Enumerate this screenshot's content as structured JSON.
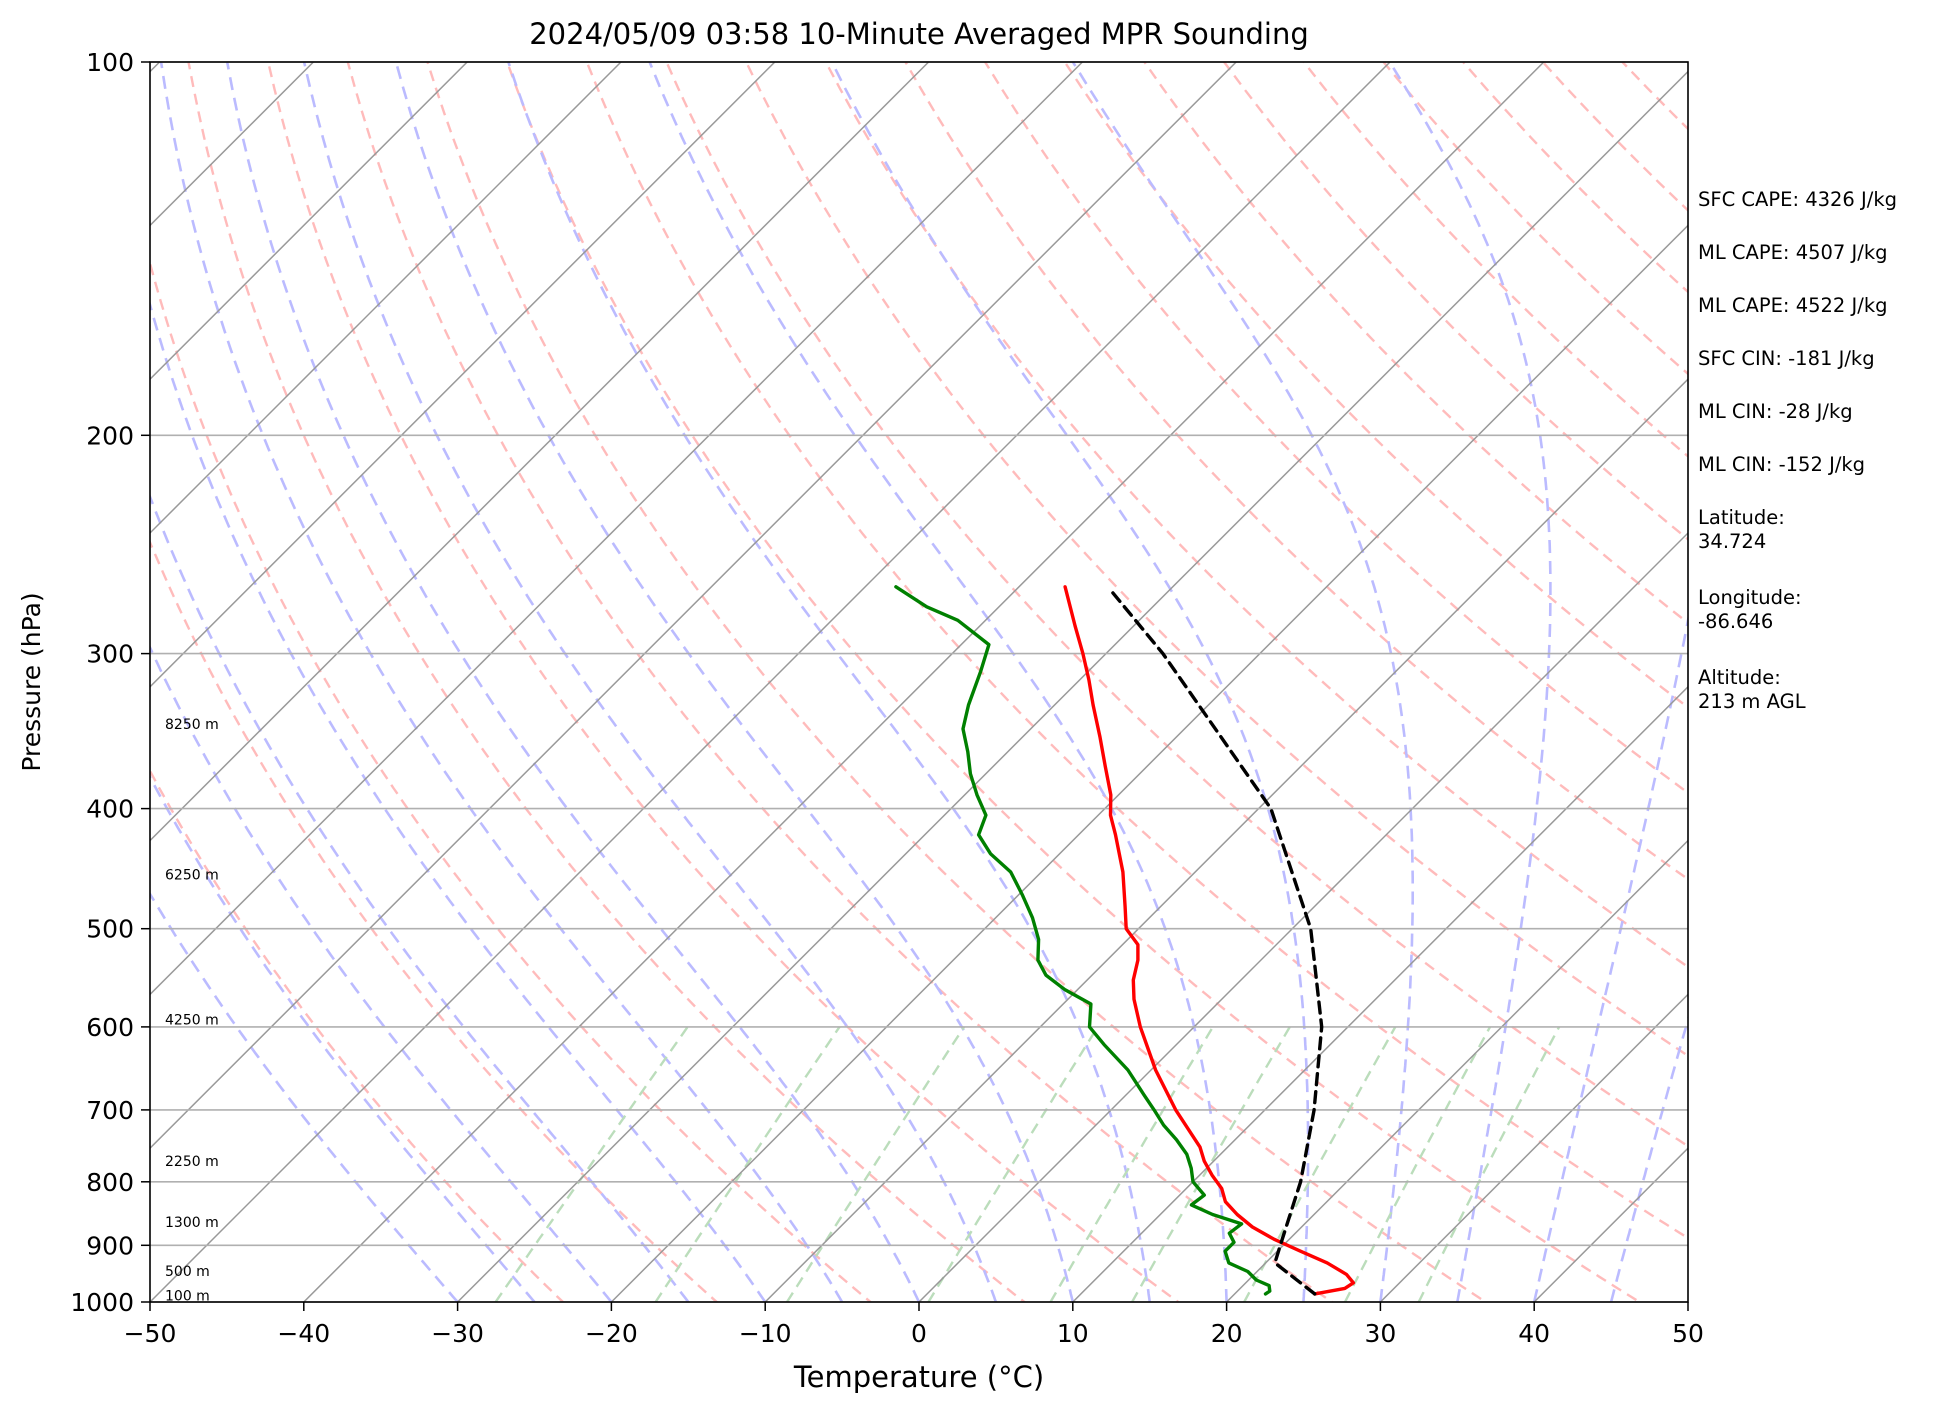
{
  "chart_data": {
    "type": "skew-t",
    "title": "2024/05/09 03:58 10-Minute Averaged MPR Sounding",
    "xlabel": "Temperature (°C)",
    "ylabel": "Pressure (hPa)",
    "xlim": [
      -50,
      50
    ],
    "ylim_hPa": [
      1000,
      100
    ],
    "y_scale": "log",
    "x_ticks": [
      -50,
      -40,
      -30,
      -20,
      -10,
      0,
      10,
      20,
      30,
      40,
      50
    ],
    "x_tick_labels": [
      "−50",
      "−40",
      "−30",
      "−20",
      "−10",
      "0",
      "10",
      "20",
      "30",
      "40",
      "50"
    ],
    "y_ticks": [
      1000,
      900,
      800,
      700,
      600,
      500,
      400,
      300,
      200,
      100
    ],
    "y_tick_labels": [
      "1000",
      "900",
      "800",
      "700",
      "600",
      "500",
      "400",
      "300",
      "200",
      "100"
    ],
    "height_labels": [
      {
        "pressure": 988,
        "text": "100 m"
      },
      {
        "pressure": 944,
        "text": "500 m"
      },
      {
        "pressure": 862,
        "text": "1300 m"
      },
      {
        "pressure": 770,
        "text": "2250 m"
      },
      {
        "pressure": 592,
        "text": "4250 m"
      },
      {
        "pressure": 452,
        "text": "6250 m"
      },
      {
        "pressure": 342,
        "text": "8250 m"
      }
    ],
    "series": [
      {
        "kind": "temperature",
        "color": "#ff0000",
        "points": [
          {
            "p": 985,
            "t": 25.2
          },
          {
            "p": 975,
            "t": 26.8
          },
          {
            "p": 965,
            "t": 27.0
          },
          {
            "p": 950,
            "t": 26.0
          },
          {
            "p": 930,
            "t": 24.0
          },
          {
            "p": 910,
            "t": 21.5
          },
          {
            "p": 890,
            "t": 19.0
          },
          {
            "p": 870,
            "t": 16.8
          },
          {
            "p": 850,
            "t": 15.0
          },
          {
            "p": 830,
            "t": 13.4
          },
          {
            "p": 810,
            "t": 12.3
          },
          {
            "p": 790,
            "t": 10.8
          },
          {
            "p": 770,
            "t": 9.4
          },
          {
            "p": 750,
            "t": 8.2
          },
          {
            "p": 700,
            "t": 4.2
          },
          {
            "p": 650,
            "t": 0.3
          },
          {
            "p": 600,
            "t": -3.5
          },
          {
            "p": 570,
            "t": -5.7
          },
          {
            "p": 550,
            "t": -7.0
          },
          {
            "p": 530,
            "t": -8.0
          },
          {
            "p": 515,
            "t": -9.0
          },
          {
            "p": 500,
            "t": -10.8
          },
          {
            "p": 480,
            "t": -12.3
          },
          {
            "p": 450,
            "t": -14.7
          },
          {
            "p": 420,
            "t": -17.6
          },
          {
            "p": 405,
            "t": -19.2
          },
          {
            "p": 390,
            "t": -20.5
          },
          {
            "p": 370,
            "t": -22.7
          },
          {
            "p": 350,
            "t": -25.0
          },
          {
            "p": 330,
            "t": -27.5
          },
          {
            "p": 315,
            "t": -29.4
          },
          {
            "p": 300,
            "t": -31.5
          },
          {
            "p": 285,
            "t": -33.8
          },
          {
            "p": 265,
            "t": -37.0
          }
        ]
      },
      {
        "kind": "dewpoint",
        "color": "#008000",
        "points": [
          {
            "p": 985,
            "t": 22.0
          },
          {
            "p": 980,
            "t": 22.1
          },
          {
            "p": 970,
            "t": 21.7
          },
          {
            "p": 960,
            "t": 20.5
          },
          {
            "p": 945,
            "t": 19.4
          },
          {
            "p": 930,
            "t": 17.6
          },
          {
            "p": 910,
            "t": 16.6
          },
          {
            "p": 895,
            "t": 16.6
          },
          {
            "p": 880,
            "t": 15.7
          },
          {
            "p": 865,
            "t": 15.9
          },
          {
            "p": 850,
            "t": 13.4
          },
          {
            "p": 835,
            "t": 11.4
          },
          {
            "p": 820,
            "t": 11.6
          },
          {
            "p": 800,
            "t": 10.0
          },
          {
            "p": 780,
            "t": 9.0
          },
          {
            "p": 760,
            "t": 7.8
          },
          {
            "p": 740,
            "t": 6.2
          },
          {
            "p": 720,
            "t": 4.4
          },
          {
            "p": 700,
            "t": 2.8
          },
          {
            "p": 680,
            "t": 1.1
          },
          {
            "p": 650,
            "t": -1.5
          },
          {
            "p": 620,
            "t": -4.7
          },
          {
            "p": 600,
            "t": -6.8
          },
          {
            "p": 575,
            "t": -8.2
          },
          {
            "p": 560,
            "t": -10.8
          },
          {
            "p": 545,
            "t": -13.0
          },
          {
            "p": 530,
            "t": -14.5
          },
          {
            "p": 510,
            "t": -15.8
          },
          {
            "p": 490,
            "t": -17.6
          },
          {
            "p": 470,
            "t": -19.7
          },
          {
            "p": 450,
            "t": -22.0
          },
          {
            "p": 435,
            "t": -24.5
          },
          {
            "p": 420,
            "t": -26.5
          },
          {
            "p": 405,
            "t": -27.3
          },
          {
            "p": 390,
            "t": -29.2
          },
          {
            "p": 375,
            "t": -31.0
          },
          {
            "p": 360,
            "t": -32.6
          },
          {
            "p": 345,
            "t": -34.4
          },
          {
            "p": 330,
            "t": -35.6
          },
          {
            "p": 310,
            "t": -37.0
          },
          {
            "p": 295,
            "t": -38.2
          },
          {
            "p": 282,
            "t": -41.8
          },
          {
            "p": 275,
            "t": -44.7
          },
          {
            "p": 265,
            "t": -48.0
          }
        ]
      },
      {
        "kind": "parcel",
        "color": "#000000",
        "points": [
          {
            "p": 985,
            "t": 25.2
          },
          {
            "p": 930,
            "t": 20.6
          },
          {
            "p": 900,
            "t": 19.8
          },
          {
            "p": 800,
            "t": 17.0
          },
          {
            "p": 700,
            "t": 13.2
          },
          {
            "p": 600,
            "t": 8.3
          },
          {
            "p": 500,
            "t": 1.2
          },
          {
            "p": 400,
            "t": -9.2
          },
          {
            "p": 300,
            "t": -26.3
          },
          {
            "p": 268,
            "t": -33.5
          }
        ]
      }
    ],
    "stats": [
      {
        "label": "SFC CAPE: 4326 J/kg"
      },
      {
        "label": "ML CAPE: 4507 J/kg"
      },
      {
        "label": "ML CAPE: 4522 J/kg"
      },
      {
        "label": "SFC CIN: -181 J/kg"
      },
      {
        "label": "ML CIN: -28 J/kg"
      },
      {
        "label": "ML CIN: -152 J/kg"
      },
      {
        "label": "Latitude:",
        "value": "34.724"
      },
      {
        "label": "Longitude:",
        "value": "-86.646"
      },
      {
        "label": "Altitude:",
        "value": "213 m AGL"
      }
    ],
    "grid": true,
    "reference_lines": {
      "isotherm_color": "#999999",
      "dry_adiabat_color": "#ffbbbb",
      "moist_adiabat_color": "#bbbbff",
      "mixing_ratio_color": "#bbddbb"
    }
  }
}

**Job**
Quote every line word for word and keep the images out of the copy.

**Response below**
Enumerate this screenshot's content as structured JSON.
{
  "chart_data": {
    "type": "skew-t",
    "title": "2024/05/09 03:58 10-Minute Averaged MPR Sounding",
    "xlabel": "Temperature (°C)",
    "ylabel": "Pressure (hPa)",
    "xlim": [
      -50,
      50
    ],
    "ylim_hPa": [
      1000,
      100
    ],
    "y_scale": "log",
    "x_ticks": [
      -50,
      -40,
      -30,
      -20,
      -10,
      0,
      10,
      20,
      30,
      40,
      50
    ],
    "x_tick_labels": [
      "−50",
      "−40",
      "−30",
      "−20",
      "−10",
      "0",
      "10",
      "20",
      "30",
      "40",
      "50"
    ],
    "y_ticks": [
      1000,
      900,
      800,
      700,
      600,
      500,
      400,
      300,
      200,
      100
    ],
    "y_tick_labels": [
      "1000",
      "900",
      "800",
      "700",
      "600",
      "500",
      "400",
      "300",
      "200",
      "100"
    ],
    "height_labels": [
      {
        "pressure": 988,
        "text": "100 m"
      },
      {
        "pressure": 944,
        "text": "500 m"
      },
      {
        "pressure": 862,
        "text": "1300 m"
      },
      {
        "pressure": 770,
        "text": "2250 m"
      },
      {
        "pressure": 592,
        "text": "4250 m"
      },
      {
        "pressure": 452,
        "text": "6250 m"
      },
      {
        "pressure": 342,
        "text": "8250 m"
      }
    ],
    "series": [
      {
        "kind": "temperature",
        "color": "#ff0000",
        "points": [
          {
            "p": 985,
            "t": 25.2
          },
          {
            "p": 975,
            "t": 26.8
          },
          {
            "p": 965,
            "t": 27.0
          },
          {
            "p": 950,
            "t": 26.0
          },
          {
            "p": 930,
            "t": 24.0
          },
          {
            "p": 910,
            "t": 21.5
          },
          {
            "p": 890,
            "t": 19.0
          },
          {
            "p": 870,
            "t": 16.8
          },
          {
            "p": 850,
            "t": 15.0
          },
          {
            "p": 830,
            "t": 13.4
          },
          {
            "p": 810,
            "t": 12.3
          },
          {
            "p": 790,
            "t": 10.8
          },
          {
            "p": 770,
            "t": 9.4
          },
          {
            "p": 750,
            "t": 8.2
          },
          {
            "p": 700,
            "t": 4.2
          },
          {
            "p": 650,
            "t": 0.3
          },
          {
            "p": 600,
            "t": -3.5
          },
          {
            "p": 570,
            "t": -5.7
          },
          {
            "p": 550,
            "t": -7.0
          },
          {
            "p": 530,
            "t": -8.0
          },
          {
            "p": 515,
            "t": -9.0
          },
          {
            "p": 500,
            "t": -10.8
          },
          {
            "p": 480,
            "t": -12.3
          },
          {
            "p": 450,
            "t": -14.7
          },
          {
            "p": 420,
            "t": -17.6
          },
          {
            "p": 405,
            "t": -19.2
          },
          {
            "p": 390,
            "t": -20.5
          },
          {
            "p": 370,
            "t": -22.7
          },
          {
            "p": 350,
            "t": -25.0
          },
          {
            "p": 330,
            "t": -27.5
          },
          {
            "p": 315,
            "t": -29.4
          },
          {
            "p": 300,
            "t": -31.5
          },
          {
            "p": 285,
            "t": -33.8
          },
          {
            "p": 265,
            "t": -37.0
          }
        ]
      },
      {
        "kind": "dewpoint",
        "color": "#008000",
        "points": [
          {
            "p": 985,
            "t": 22.0
          },
          {
            "p": 980,
            "t": 22.1
          },
          {
            "p": 970,
            "t": 21.7
          },
          {
            "p": 960,
            "t": 20.5
          },
          {
            "p": 945,
            "t": 19.4
          },
          {
            "p": 930,
            "t": 17.6
          },
          {
            "p": 910,
            "t": 16.6
          },
          {
            "p": 895,
            "t": 16.6
          },
          {
            "p": 880,
            "t": 15.7
          },
          {
            "p": 865,
            "t": 15.9
          },
          {
            "p": 850,
            "t": 13.4
          },
          {
            "p": 835,
            "t": 11.4
          },
          {
            "p": 820,
            "t": 11.6
          },
          {
            "p": 800,
            "t": 10.0
          },
          {
            "p": 780,
            "t": 9.0
          },
          {
            "p": 760,
            "t": 7.8
          },
          {
            "p": 740,
            "t": 6.2
          },
          {
            "p": 720,
            "t": 4.4
          },
          {
            "p": 700,
            "t": 2.8
          },
          {
            "p": 680,
            "t": 1.1
          },
          {
            "p": 650,
            "t": -1.5
          },
          {
            "p": 620,
            "t": -4.7
          },
          {
            "p": 600,
            "t": -6.8
          },
          {
            "p": 575,
            "t": -8.2
          },
          {
            "p": 560,
            "t": -10.8
          },
          {
            "p": 545,
            "t": -13.0
          },
          {
            "p": 530,
            "t": -14.5
          },
          {
            "p": 510,
            "t": -15.8
          },
          {
            "p": 490,
            "t": -17.6
          },
          {
            "p": 470,
            "t": -19.7
          },
          {
            "p": 450,
            "t": -22.0
          },
          {
            "p": 435,
            "t": -24.5
          },
          {
            "p": 420,
            "t": -26.5
          },
          {
            "p": 405,
            "t": -27.3
          },
          {
            "p": 390,
            "t": -29.2
          },
          {
            "p": 375,
            "t": -31.0
          },
          {
            "p": 360,
            "t": -32.6
          },
          {
            "p": 345,
            "t": -34.4
          },
          {
            "p": 330,
            "t": -35.6
          },
          {
            "p": 310,
            "t": -37.0
          },
          {
            "p": 295,
            "t": -38.2
          },
          {
            "p": 282,
            "t": -41.8
          },
          {
            "p": 275,
            "t": -44.7
          },
          {
            "p": 265,
            "t": -48.0
          }
        ]
      },
      {
        "kind": "parcel",
        "color": "#000000",
        "points": [
          {
            "p": 985,
            "t": 25.2
          },
          {
            "p": 930,
            "t": 20.6
          },
          {
            "p": 900,
            "t": 19.8
          },
          {
            "p": 800,
            "t": 17.0
          },
          {
            "p": 700,
            "t": 13.2
          },
          {
            "p": 600,
            "t": 8.3
          },
          {
            "p": 500,
            "t": 1.2
          },
          {
            "p": 400,
            "t": -9.2
          },
          {
            "p": 300,
            "t": -26.3
          },
          {
            "p": 268,
            "t": -33.5
          }
        ]
      }
    ],
    "stats": [
      {
        "label": "SFC CAPE: 4326 J/kg"
      },
      {
        "label": "ML CAPE: 4507 J/kg"
      },
      {
        "label": "ML CAPE: 4522 J/kg"
      },
      {
        "label": "SFC CIN: -181 J/kg"
      },
      {
        "label": "ML CIN: -28 J/kg"
      },
      {
        "label": "ML CIN: -152 J/kg"
      },
      {
        "label": "Latitude:",
        "value": "34.724"
      },
      {
        "label": "Longitude:",
        "value": "-86.646"
      },
      {
        "label": "Altitude:",
        "value": "213 m AGL"
      }
    ],
    "grid": true,
    "reference_lines": {
      "isotherm_color": "#999999",
      "dry_adiabat_color": "#ffbbbb",
      "moist_adiabat_color": "#bbbbff",
      "mixing_ratio_color": "#bbddbb"
    }
  }
}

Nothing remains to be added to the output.